======== Excerpted data

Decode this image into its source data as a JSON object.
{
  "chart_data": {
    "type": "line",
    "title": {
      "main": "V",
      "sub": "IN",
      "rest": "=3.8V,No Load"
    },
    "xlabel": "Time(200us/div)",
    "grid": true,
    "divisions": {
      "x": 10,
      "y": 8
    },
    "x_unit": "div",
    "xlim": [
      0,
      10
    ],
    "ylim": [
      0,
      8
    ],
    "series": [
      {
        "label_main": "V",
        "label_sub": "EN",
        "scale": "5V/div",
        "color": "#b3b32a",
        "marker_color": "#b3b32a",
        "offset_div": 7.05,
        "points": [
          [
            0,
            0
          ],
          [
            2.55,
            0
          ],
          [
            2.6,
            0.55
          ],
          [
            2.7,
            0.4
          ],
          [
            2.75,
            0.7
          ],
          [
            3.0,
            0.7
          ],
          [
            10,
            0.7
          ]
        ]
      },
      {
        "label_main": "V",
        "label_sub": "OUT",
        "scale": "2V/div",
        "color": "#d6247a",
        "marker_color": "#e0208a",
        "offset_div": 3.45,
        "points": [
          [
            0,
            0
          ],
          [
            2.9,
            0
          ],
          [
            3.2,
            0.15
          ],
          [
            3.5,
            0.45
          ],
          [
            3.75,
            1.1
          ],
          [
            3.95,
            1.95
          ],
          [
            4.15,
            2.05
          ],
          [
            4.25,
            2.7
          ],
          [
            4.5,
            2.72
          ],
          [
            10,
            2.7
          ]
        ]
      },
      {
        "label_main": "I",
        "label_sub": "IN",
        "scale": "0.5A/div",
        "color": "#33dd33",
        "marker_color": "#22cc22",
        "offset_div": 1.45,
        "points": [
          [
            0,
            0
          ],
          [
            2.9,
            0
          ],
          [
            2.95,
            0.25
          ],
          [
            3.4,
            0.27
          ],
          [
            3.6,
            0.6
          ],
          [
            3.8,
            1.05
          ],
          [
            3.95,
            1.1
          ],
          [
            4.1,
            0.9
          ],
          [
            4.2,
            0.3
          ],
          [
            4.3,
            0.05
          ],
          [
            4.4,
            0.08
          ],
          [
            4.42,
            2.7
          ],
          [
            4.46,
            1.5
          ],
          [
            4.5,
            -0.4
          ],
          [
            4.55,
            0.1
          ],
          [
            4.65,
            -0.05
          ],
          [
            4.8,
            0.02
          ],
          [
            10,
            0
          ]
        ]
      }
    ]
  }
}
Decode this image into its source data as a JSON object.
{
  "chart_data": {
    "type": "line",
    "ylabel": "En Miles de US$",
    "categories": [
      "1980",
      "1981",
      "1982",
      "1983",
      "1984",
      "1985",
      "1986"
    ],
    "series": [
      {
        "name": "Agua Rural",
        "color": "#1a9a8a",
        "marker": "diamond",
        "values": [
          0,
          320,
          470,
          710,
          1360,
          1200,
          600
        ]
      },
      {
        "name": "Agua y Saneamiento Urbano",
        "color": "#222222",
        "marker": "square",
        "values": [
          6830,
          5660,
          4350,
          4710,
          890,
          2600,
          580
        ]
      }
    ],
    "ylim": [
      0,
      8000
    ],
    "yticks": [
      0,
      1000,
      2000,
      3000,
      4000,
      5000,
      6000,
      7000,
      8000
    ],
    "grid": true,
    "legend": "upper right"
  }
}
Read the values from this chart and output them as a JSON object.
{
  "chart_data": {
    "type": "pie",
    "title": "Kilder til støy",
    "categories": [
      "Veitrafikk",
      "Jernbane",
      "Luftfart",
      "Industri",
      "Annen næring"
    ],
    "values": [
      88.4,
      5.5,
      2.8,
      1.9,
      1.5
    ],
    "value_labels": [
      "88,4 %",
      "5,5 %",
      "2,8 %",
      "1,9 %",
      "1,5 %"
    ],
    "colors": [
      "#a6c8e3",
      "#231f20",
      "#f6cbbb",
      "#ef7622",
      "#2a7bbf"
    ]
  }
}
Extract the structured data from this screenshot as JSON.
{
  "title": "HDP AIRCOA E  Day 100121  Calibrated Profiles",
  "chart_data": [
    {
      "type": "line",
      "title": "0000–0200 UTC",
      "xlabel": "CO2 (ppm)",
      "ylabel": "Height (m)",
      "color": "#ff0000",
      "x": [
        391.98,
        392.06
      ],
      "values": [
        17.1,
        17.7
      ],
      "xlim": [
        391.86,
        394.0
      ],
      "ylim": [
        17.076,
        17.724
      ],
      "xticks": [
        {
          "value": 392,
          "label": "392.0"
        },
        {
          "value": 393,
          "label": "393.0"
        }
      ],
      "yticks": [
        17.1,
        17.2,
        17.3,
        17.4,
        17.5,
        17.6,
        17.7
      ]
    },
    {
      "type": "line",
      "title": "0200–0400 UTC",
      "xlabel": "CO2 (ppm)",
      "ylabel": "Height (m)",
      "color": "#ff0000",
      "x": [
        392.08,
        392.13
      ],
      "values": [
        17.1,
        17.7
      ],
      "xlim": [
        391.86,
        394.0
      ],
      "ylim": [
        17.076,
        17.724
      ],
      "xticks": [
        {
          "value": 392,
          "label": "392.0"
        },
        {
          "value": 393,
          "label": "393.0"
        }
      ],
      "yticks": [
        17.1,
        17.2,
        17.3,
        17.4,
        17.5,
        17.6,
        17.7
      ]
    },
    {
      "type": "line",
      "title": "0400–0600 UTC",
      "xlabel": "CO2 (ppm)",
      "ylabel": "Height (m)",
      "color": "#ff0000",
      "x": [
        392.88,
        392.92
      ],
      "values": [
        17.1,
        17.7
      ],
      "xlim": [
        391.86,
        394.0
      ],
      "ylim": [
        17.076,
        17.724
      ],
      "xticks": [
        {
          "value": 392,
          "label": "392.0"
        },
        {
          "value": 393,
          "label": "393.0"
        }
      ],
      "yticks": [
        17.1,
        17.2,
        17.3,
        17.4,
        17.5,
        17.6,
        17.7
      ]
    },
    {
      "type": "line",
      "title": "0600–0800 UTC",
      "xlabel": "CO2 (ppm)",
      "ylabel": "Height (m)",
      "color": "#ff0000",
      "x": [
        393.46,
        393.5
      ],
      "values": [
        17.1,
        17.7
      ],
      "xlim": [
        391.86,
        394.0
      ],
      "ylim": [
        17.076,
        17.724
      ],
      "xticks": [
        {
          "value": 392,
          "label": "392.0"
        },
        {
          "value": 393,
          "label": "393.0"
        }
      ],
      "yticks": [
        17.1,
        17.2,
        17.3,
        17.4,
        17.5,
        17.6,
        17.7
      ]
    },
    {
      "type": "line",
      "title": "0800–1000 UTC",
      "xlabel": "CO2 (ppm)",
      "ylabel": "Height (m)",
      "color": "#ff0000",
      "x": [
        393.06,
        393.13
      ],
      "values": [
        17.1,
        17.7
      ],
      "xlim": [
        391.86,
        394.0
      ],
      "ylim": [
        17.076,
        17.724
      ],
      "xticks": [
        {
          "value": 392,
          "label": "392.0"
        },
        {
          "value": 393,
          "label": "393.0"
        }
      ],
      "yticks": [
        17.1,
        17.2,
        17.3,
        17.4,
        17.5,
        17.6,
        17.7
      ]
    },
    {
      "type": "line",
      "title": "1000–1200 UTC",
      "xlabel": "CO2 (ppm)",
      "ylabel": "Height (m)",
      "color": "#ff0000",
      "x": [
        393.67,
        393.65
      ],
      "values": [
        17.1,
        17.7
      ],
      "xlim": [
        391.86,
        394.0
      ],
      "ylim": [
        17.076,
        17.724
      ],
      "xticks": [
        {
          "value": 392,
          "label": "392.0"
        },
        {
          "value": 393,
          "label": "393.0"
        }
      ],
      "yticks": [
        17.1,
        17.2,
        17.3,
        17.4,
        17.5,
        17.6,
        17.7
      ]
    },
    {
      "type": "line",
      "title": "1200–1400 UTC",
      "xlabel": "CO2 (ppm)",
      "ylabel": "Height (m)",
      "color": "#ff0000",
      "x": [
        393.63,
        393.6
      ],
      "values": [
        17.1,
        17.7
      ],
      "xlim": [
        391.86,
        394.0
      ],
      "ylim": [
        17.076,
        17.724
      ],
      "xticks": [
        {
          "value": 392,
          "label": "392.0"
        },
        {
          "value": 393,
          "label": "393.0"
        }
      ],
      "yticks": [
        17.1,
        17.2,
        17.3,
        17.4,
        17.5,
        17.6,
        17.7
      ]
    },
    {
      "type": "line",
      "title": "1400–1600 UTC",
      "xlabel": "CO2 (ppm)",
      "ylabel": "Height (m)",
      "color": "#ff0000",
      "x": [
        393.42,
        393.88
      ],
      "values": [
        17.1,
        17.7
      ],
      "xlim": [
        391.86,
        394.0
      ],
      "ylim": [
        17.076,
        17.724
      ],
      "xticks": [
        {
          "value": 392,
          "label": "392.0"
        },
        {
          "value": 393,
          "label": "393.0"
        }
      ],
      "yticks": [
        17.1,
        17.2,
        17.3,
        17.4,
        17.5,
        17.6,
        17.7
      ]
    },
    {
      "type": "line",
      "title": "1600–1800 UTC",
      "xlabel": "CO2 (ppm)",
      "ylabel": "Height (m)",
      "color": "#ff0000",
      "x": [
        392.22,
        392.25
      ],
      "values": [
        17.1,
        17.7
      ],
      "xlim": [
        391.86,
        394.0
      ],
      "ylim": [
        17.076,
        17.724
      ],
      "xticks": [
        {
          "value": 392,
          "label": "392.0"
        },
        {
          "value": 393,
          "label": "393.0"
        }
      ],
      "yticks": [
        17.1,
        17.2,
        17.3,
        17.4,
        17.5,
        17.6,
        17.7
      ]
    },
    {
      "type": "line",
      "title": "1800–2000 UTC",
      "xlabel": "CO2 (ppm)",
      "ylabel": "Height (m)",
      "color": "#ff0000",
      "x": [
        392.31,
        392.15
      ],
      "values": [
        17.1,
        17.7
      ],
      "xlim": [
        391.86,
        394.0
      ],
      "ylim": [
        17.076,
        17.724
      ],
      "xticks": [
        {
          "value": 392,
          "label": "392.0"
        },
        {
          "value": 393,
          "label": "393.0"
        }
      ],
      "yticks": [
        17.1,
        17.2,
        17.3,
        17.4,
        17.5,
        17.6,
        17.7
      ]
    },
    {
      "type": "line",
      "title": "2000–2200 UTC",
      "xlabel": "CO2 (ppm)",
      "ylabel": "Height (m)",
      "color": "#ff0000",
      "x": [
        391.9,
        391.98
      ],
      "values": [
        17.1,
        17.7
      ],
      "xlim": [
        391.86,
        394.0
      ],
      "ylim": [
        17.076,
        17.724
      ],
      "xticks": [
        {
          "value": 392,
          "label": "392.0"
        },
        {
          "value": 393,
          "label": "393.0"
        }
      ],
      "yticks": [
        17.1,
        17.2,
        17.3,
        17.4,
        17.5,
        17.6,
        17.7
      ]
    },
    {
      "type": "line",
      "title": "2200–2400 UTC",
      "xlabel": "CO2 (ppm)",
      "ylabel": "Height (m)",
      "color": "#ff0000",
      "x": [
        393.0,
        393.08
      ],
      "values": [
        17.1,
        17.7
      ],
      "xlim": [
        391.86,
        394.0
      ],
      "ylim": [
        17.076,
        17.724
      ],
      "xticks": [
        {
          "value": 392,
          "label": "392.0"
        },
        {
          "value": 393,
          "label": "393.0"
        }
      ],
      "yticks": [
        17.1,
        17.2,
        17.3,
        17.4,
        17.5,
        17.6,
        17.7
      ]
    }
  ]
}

================

Brief: Report how many lines in the records above contain the word "JSON", giving only the number.

Full response: 4